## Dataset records
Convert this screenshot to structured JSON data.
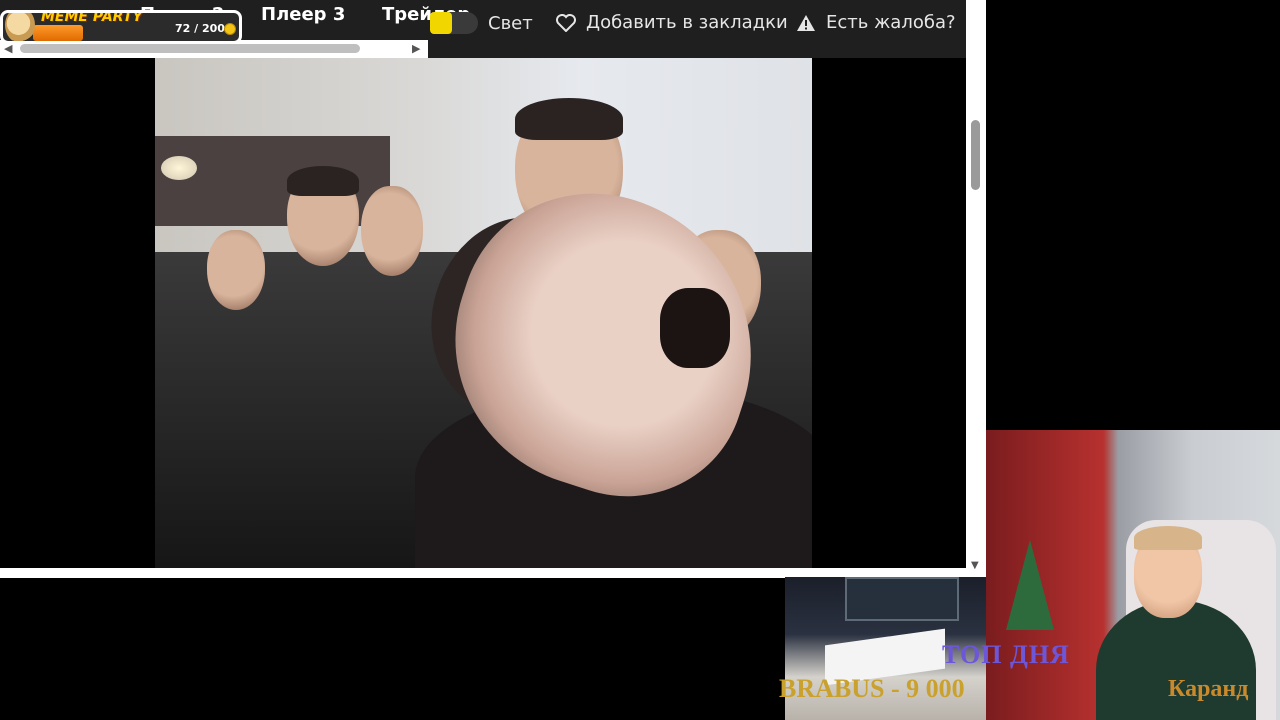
{
  "tabs": [
    {
      "label": "Плеер 2"
    },
    {
      "label": "Плеер 3"
    },
    {
      "label": "Трейлер"
    }
  ],
  "toolbar": {
    "light_label": "Свет",
    "bookmark_label": "Добавить в закладки",
    "complaint_label": "Есть жалоба?"
  },
  "meme_party": {
    "title": "MEME PARTY",
    "progress_text": "72 / 200",
    "progress_fraction": 0.36
  },
  "overlay": {
    "top_day_label": "ТОП ДНЯ",
    "top_donor": "BRABUS - 9 000",
    "ticker_text": "Каранд"
  },
  "icons": {
    "light_toggle": "toggle-icon",
    "bookmark": "heart-icon",
    "complaint": "warning-icon"
  },
  "colors": {
    "toolbar_bg": "#1f1f1f",
    "toggle_knob": "#f2d600",
    "meme_accent": "#ffcc00",
    "top_day": "#6d57d8",
    "donor": "#c9a12c"
  }
}
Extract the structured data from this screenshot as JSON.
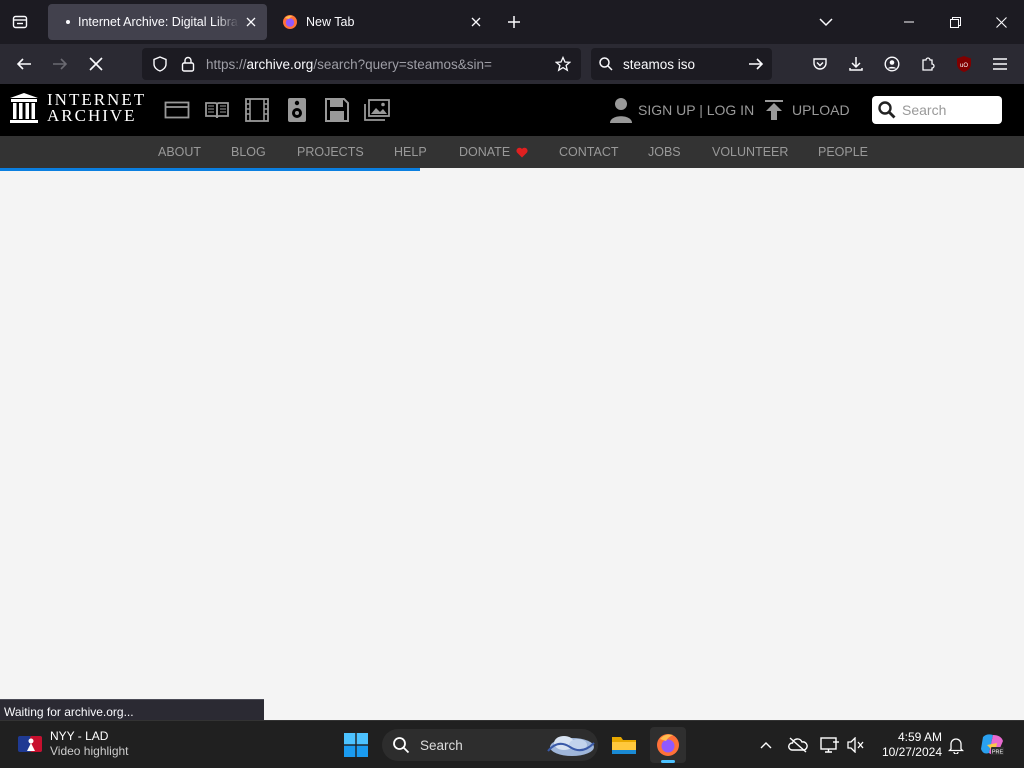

## Job
Show all lines in the entries above where the word "JSON" appears.

## Right answer
Convert this screenshot to structured JSON data.
Extract the structured data from this screenshot as JSON.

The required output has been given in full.